PROBLEM STATEMENT: Return all entries word for word, but drop any images.

*** EXCERPTED DATA

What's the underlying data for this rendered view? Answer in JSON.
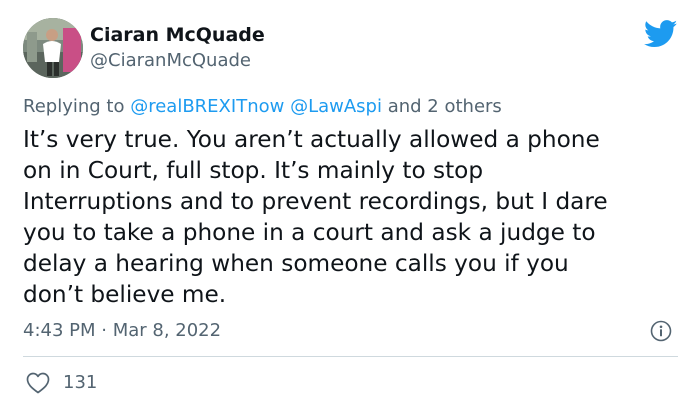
{
  "author": {
    "display_name": "Ciaran McQuade",
    "handle": "@CiaranMcQuade",
    "avatar_icon": "runner-photo-avatar"
  },
  "reply": {
    "prefix": "Replying to",
    "mention_1": "@realBREXITnow",
    "mention_2": "@LawAspi",
    "suffix": "and 2 others"
  },
  "tweet": {
    "lines": [
      "It’s very true. You aren’t actually allowed a phone",
      "on in Court, full stop. It’s mainly to stop",
      "Interruptions and to prevent recordings, but I dare",
      "you to take a phone in a court and ask a judge to",
      "delay a hearing when someone calls you if you",
      "don’t believe me."
    ]
  },
  "meta": {
    "timestamp": "4:43 PM · Mar 8, 2022",
    "likes": "131"
  },
  "icons": {
    "brand": "twitter-bird-icon",
    "info": "info-icon",
    "like": "heart-icon"
  },
  "colors": {
    "brand_blue": "#1d9bf0",
    "text_primary": "#0f1419",
    "text_secondary": "#536471",
    "divider": "#cfd9de"
  }
}
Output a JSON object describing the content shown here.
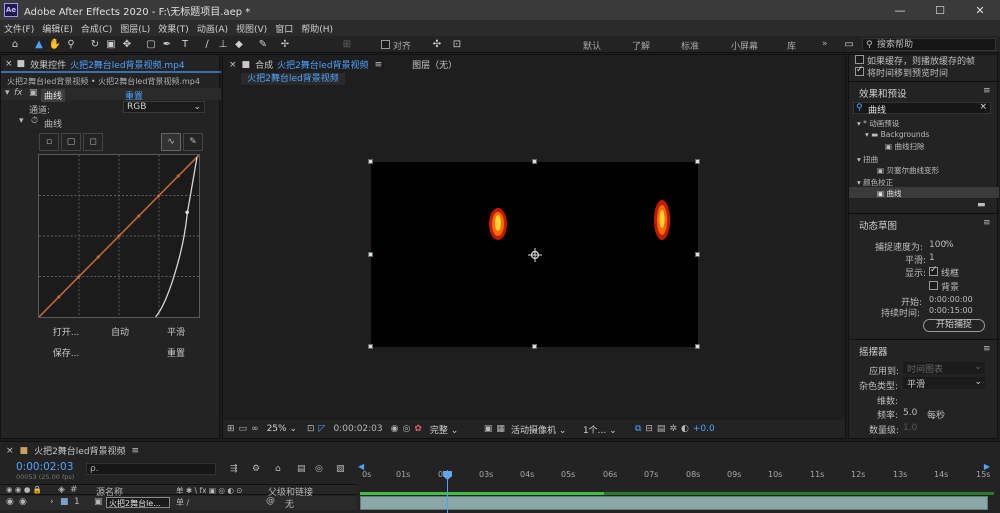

******

COMPLETE ANSWER:
What's the underlying data for this rendered view? Answer in JSON.
{
  "author": {
    "display_name": "Ciaran McQuade",
    "handle": "@CiaranMcQuade",
    "avatar_icon": "runner-photo-avatar"
  },
  "reply": {
    "prefix": "Replying to",
    "mention_1": "@realBREXITnow",
    "mention_2": "@LawAspi",
    "suffix": "and 2 others"
  },
  "tweet": {
    "lines": [
      "It’s very true. You aren’t actually allowed a phone",
      "on in Court, full stop. It’s mainly to stop",
      "Interruptions and to prevent recordings, but I dare",
      "you to take a phone in a court and ask a judge to",
      "delay a hearing when someone calls you if you",
      "don’t believe me."
    ]
  },
  "meta": {
    "timestamp": "4:43 PM · Mar 8, 2022",
    "likes": "131"
  },
  "icons": {
    "brand": "twitter-bird-icon",
    "info": "info-icon",
    "like": "heart-icon"
  },
  "colors": {
    "brand_blue": "#1d9bf0",
    "text_primary": "#0f1419",
    "text_secondary": "#536471",
    "divider": "#cfd9de"
  }
}
Output a JSON object describing the content shown here.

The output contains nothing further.